▶ Task to complete
Reproduce the material word for word, from its first line through the line holding "The top surface 406 is at (147, 213).", inclusive. Leave the pictures out of your answer.

Stored records
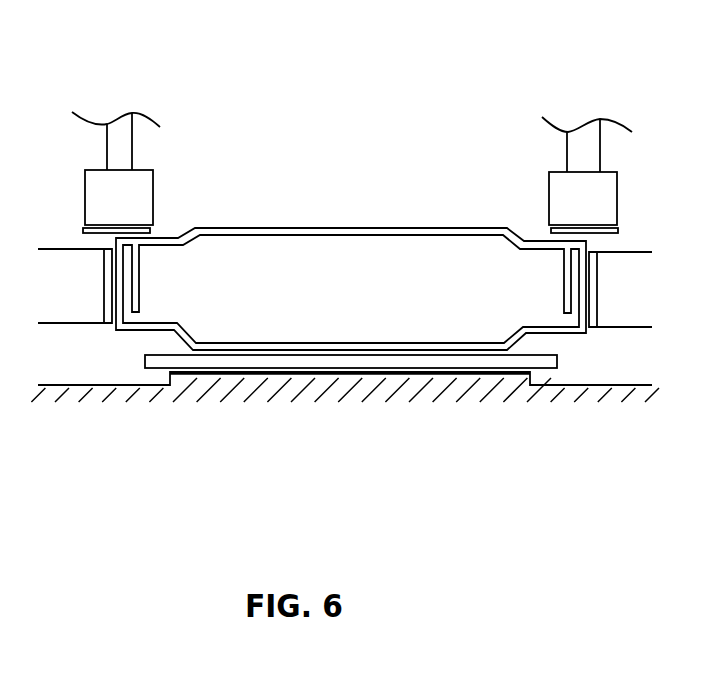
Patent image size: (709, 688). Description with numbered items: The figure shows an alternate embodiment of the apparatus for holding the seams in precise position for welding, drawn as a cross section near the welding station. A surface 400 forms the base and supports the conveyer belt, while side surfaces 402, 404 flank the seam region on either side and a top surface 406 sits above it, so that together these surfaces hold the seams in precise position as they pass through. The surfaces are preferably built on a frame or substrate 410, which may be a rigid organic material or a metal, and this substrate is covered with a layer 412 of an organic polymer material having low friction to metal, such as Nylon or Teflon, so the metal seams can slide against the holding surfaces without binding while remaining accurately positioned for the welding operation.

The surface 400 is at (345, 425).
The side surface 402 is at (93, 297).
The side surface 404 is at (657, 300).
The top surface 406 is at (147, 213).
The frame or substrate 410 is at (609, 215).
The layer 412 is at (93, 225).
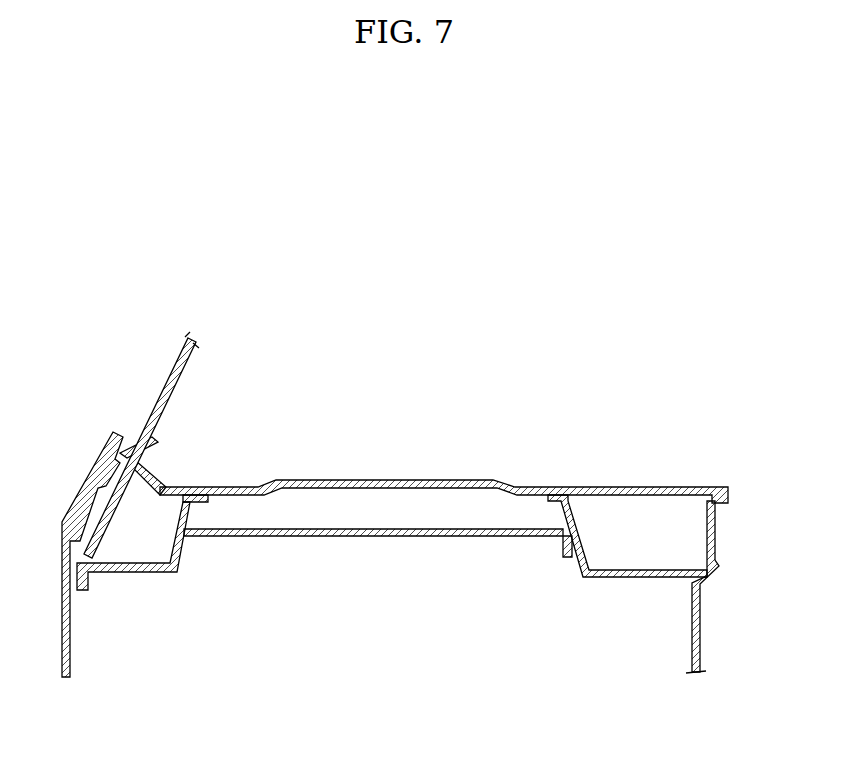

▶ Expected answer
Patent image size: (709, 688). Description with numbered items: The figure shows an alternate embodiment of the apparatus for holding the seams in precise position for welding, drawn as a cross section near the welding station. A surface 400 forms the base and supports the conveyer belt, while side surfaces 402, 404 flank the seam region on either side and a top surface 406 sits above it, so that together these surfaces hold the seams in precise position as they pass through. The surfaces are preferably built on a frame or substrate 410, which may be a rigid organic material or a metal, and this substrate is covered with a layer 412 of an organic polymer material having low friction to metal, such as Nylon or Teflon, so the metal seams can slide against the holding surfaces without binding while remaining accurately positioned for the welding operation.

The surface 400 is at (345, 425).
The side surface 402 is at (93, 297).
The side surface 404 is at (657, 300).
The top surface 406 is at (147, 213).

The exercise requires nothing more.